__Written problem__: Repeat the material in full. Keep every line exactly as it is.

__Dataset content__:
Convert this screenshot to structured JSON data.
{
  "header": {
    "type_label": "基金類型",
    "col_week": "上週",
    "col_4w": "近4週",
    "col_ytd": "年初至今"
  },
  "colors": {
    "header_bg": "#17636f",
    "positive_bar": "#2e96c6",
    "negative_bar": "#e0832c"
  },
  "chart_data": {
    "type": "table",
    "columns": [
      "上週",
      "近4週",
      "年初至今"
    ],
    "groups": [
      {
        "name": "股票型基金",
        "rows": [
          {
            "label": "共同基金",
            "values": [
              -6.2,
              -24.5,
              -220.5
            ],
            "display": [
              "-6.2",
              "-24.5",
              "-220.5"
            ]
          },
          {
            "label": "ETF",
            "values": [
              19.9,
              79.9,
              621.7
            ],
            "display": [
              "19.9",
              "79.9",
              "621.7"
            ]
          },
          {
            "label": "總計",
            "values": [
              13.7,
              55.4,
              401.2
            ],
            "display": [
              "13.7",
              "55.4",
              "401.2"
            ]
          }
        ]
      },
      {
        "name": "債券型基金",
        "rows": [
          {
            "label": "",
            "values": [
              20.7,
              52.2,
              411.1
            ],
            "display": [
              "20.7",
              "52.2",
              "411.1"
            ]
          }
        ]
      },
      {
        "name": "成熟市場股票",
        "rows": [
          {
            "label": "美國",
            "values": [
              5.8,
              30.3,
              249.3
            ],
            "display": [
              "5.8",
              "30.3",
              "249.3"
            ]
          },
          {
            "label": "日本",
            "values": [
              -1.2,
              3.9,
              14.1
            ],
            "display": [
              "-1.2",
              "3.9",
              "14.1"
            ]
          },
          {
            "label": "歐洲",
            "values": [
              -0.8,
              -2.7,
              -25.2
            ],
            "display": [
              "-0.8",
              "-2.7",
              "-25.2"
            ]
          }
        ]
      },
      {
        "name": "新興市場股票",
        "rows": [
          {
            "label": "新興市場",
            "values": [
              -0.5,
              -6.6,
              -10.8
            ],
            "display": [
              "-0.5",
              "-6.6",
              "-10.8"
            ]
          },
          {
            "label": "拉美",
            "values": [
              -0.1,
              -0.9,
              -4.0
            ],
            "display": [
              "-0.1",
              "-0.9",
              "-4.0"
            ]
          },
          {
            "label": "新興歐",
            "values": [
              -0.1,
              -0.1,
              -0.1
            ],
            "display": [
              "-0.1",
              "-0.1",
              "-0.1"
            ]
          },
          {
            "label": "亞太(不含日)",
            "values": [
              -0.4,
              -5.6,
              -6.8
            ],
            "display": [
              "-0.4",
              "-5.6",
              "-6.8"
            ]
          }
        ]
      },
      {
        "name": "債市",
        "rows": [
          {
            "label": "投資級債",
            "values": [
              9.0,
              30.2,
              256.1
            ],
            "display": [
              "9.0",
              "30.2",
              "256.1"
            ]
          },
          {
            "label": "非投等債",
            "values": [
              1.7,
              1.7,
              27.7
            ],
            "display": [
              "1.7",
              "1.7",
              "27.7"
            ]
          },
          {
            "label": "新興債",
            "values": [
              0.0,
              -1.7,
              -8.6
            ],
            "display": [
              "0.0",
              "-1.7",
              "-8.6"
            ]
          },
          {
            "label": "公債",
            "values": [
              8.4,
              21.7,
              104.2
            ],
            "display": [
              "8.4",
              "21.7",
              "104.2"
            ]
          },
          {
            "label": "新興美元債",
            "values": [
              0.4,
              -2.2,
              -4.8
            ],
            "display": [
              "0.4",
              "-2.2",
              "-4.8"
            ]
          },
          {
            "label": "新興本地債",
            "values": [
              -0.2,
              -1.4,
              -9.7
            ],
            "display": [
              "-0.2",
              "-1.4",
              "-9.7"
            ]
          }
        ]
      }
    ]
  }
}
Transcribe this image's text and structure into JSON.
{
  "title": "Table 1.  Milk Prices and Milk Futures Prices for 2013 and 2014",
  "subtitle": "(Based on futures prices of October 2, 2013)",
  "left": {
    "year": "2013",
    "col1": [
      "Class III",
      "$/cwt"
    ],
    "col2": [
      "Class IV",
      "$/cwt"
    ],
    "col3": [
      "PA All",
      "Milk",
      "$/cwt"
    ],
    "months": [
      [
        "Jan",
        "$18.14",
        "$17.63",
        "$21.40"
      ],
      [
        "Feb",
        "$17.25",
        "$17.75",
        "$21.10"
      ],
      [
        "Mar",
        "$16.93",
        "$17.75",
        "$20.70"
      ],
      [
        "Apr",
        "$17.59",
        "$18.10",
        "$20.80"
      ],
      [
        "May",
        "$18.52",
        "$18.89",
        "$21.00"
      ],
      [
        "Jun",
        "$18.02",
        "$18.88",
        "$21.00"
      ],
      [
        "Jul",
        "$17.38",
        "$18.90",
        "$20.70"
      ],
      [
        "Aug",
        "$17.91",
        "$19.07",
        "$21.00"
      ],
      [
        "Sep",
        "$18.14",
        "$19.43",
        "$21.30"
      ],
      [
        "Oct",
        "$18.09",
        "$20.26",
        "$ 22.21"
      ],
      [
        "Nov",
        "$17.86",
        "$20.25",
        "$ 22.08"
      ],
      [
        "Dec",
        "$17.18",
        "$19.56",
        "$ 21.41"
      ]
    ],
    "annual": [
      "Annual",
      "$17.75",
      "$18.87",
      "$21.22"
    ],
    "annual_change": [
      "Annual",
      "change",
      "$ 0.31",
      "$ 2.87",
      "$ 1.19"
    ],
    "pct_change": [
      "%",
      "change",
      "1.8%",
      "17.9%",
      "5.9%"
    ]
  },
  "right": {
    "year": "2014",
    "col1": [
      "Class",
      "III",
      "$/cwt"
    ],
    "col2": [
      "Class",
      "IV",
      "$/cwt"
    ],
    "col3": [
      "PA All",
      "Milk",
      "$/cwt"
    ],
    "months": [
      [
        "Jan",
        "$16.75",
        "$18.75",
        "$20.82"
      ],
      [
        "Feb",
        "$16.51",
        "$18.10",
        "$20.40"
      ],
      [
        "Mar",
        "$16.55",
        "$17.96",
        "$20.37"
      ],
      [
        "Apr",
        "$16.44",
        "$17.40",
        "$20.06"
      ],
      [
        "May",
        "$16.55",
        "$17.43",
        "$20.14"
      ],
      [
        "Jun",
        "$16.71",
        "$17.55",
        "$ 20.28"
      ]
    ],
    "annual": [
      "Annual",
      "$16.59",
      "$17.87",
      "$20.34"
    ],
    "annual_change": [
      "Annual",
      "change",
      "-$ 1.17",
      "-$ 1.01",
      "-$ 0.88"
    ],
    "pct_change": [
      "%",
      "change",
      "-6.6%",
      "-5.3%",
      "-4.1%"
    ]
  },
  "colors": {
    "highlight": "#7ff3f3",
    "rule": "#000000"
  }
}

__The answer__:
Convert this screenshot to structured JSON data.
{
  "header": {
    "type_label": "基金類型",
    "col_week": "上週",
    "col_4w": "近4週",
    "col_ytd": "年初至今"
  },
  "colors": {
    "header_bg": "#17636f",
    "positive_bar": "#2e96c6",
    "negative_bar": "#e0832c"
  },
  "chart_data": {
    "type": "table",
    "columns": [
      "上週",
      "近4週",
      "年初至今"
    ],
    "groups": [
      {
        "name": "股票型基金",
        "rows": [
          {
            "label": "共同基金",
            "values": [
              -6.2,
              -24.5,
              -220.5
            ],
            "display": [
              "-6.2",
              "-24.5",
              "-220.5"
            ]
          },
          {
            "label": "ETF",
            "values": [
              19.9,
              79.9,
              621.7
            ],
            "display": [
              "19.9",
              "79.9",
              "621.7"
            ]
          },
          {
            "label": "總計",
            "values": [
              13.7,
              55.4,
              401.2
            ],
            "display": [
              "13.7",
              "55.4",
              "401.2"
            ]
          }
        ]
      },
      {
        "name": "債券型基金",
        "rows": [
          {
            "label": "",
            "values": [
              20.7,
              52.2,
              411.1
            ],
            "display": [
              "20.7",
              "52.2",
              "411.1"
            ]
          }
        ]
      },
      {
        "name": "成熟市場股票",
        "rows": [
          {
            "label": "美國",
            "values": [
              5.8,
              30.3,
              249.3
            ],
            "display": [
              "5.8",
              "30.3",
              "249.3"
            ]
          },
          {
            "label": "日本",
            "values": [
              -1.2,
              3.9,
              14.1
            ],
            "display": [
              "-1.2",
              "3.9",
              "14.1"
            ]
          },
          {
            "label": "歐洲",
            "values": [
              -0.8,
              -2.7,
              -25.2
            ],
            "display": [
              "-0.8",
              "-2.7",
              "-25.2"
            ]
          }
        ]
      },
      {
        "name": "新興市場股票",
        "rows": [
          {
            "label": "新興市場",
            "values": [
              -0.5,
              -6.6,
              -10.8
            ],
            "display": [
              "-0.5",
              "-6.6",
              "-10.8"
            ]
          },
          {
            "label": "拉美",
            "values": [
              -0.1,
              -0.9,
              -4.0
            ],
            "display": [
              "-0.1",
              "-0.9",
              "-4.0"
            ]
          },
          {
            "label": "新興歐",
            "values": [
              -0.1,
              -0.1,
              -0.1
            ],
            "display": [
              "-0.1",
              "-0.1",
              "-0.1"
            ]
          },
          {
            "label": "亞太(不含日)",
            "values": [
              -0.4,
              -5.6,
              -6.8
            ],
            "display": [
              "-0.4",
              "-5.6",
              "-6.8"
            ]
          }
        ]
      },
      {
        "name": "債市",
        "rows": [
          {
            "label": "投資級債",
            "values": [
              9.0,
              30.2,
              256.1
            ],
            "display": [
              "9.0",
              "30.2",
              "256.1"
            ]
          },
          {
            "label": "非投等債",
            "values": [
              1.7,
              1.7,
              27.7
            ],
            "display": [
              "1.7",
              "1.7",
              "27.7"
            ]
          },
          {
            "label": "新興債",
            "values": [
              0.0,
              -1.7,
              -8.6
            ],
            "display": [
              "0.0",
              "-1.7",
              "-8.6"
            ]
          },
          {
            "label": "公債",
            "values": [
              8.4,
              21.7,
              104.2
            ],
            "display": [
              "8.4",
              "21.7",
              "104.2"
            ]
          },
          {
            "label": "新興美元債",
            "values": [
              0.4,
              -2.2,
              -4.8
            ],
            "display": [
              "0.4",
              "-2.2",
              "-4.8"
            ]
          },
          {
            "label": "新興本地債",
            "values": [
              -0.2,
              -1.4,
              -9.7
            ],
            "display": [
              "-0.2",
              "-1.4",
              "-9.7"
            ]
          }
        ]
      }
    ]
  }
}
Transcribe this image's text and structure into JSON.
{
  "title": "Table 1.  Milk Prices and Milk Futures Prices for 2013 and 2014",
  "subtitle": "(Based on futures prices of October 2, 2013)",
  "left": {
    "year": "2013",
    "col1": [
      "Class III",
      "$/cwt"
    ],
    "col2": [
      "Class IV",
      "$/cwt"
    ],
    "col3": [
      "PA All",
      "Milk",
      "$/cwt"
    ],
    "months": [
      [
        "Jan",
        "$18.14",
        "$17.63",
        "$21.40"
      ],
      [
        "Feb",
        "$17.25",
        "$17.75",
        "$21.10"
      ],
      [
        "Mar",
        "$16.93",
        "$17.75",
        "$20.70"
      ],
      [
        "Apr",
        "$17.59",
        "$18.10",
        "$20.80"
      ],
      [
        "May",
        "$18.52",
        "$18.89",
        "$21.00"
      ],
      [
        "Jun",
        "$18.02",
        "$18.88",
        "$21.00"
      ],
      [
        "Jul",
        "$17.38",
        "$18.90",
        "$20.70"
      ],
      [
        "Aug",
        "$17.91",
        "$19.07",
        "$21.00"
      ],
      [
        "Sep",
        "$18.14",
        "$19.43",
        "$21.30"
      ],
      [
        "Oct",
        "$18.09",
        "$20.26",
        "$ 22.21"
      ],
      [
        "Nov",
        "$17.86",
        "$20.25",
        "$ 22.08"
      ],
      [
        "Dec",
        "$17.18",
        "$19.56",
        "$ 21.41"
      ]
    ],
    "annual": [
      "Annual",
      "$17.75",
      "$18.87",
      "$21.22"
    ],
    "annual_change": [
      "Annual",
      "change",
      "$ 0.31",
      "$ 2.87",
      "$ 1.19"
    ],
    "pct_change": [
      "%",
      "change",
      "1.8%",
      "17.9%",
      "5.9%"
    ]
  },
  "right": {
    "year": "2014",
    "col1": [
      "Class",
      "III",
      "$/cwt"
    ],
    "col2": [
      "Class",
      "IV",
      "$/cwt"
    ],
    "col3": [
      "PA All",
      "Milk",
      "$/cwt"
    ],
    "months": [
      [
        "Jan",
        "$16.75",
        "$18.75",
        "$20.82"
      ],
      [
        "Feb",
        "$16.51",
        "$18.10",
        "$20.40"
      ],
      [
        "Mar",
        "$16.55",
        "$17.96",
        "$20.37"
      ],
      [
        "Apr",
        "$16.44",
        "$17.40",
        "$20.06"
      ],
      [
        "May",
        "$16.55",
        "$17.43",
        "$20.14"
      ],
      [
        "Jun",
        "$16.71",
        "$17.55",
        "$ 20.28"
      ]
    ],
    "annual": [
      "Annual",
      "$16.59",
      "$17.87",
      "$20.34"
    ],
    "annual_change": [
      "Annual",
      "change",
      "-$ 1.17",
      "-$ 1.01",
      "-$ 0.88"
    ],
    "pct_change": [
      "%",
      "change",
      "-6.6%",
      "-5.3%",
      "-4.1%"
    ]
  },
  "colors": {
    "highlight": "#7ff3f3",
    "rule": "#000000"
  }
}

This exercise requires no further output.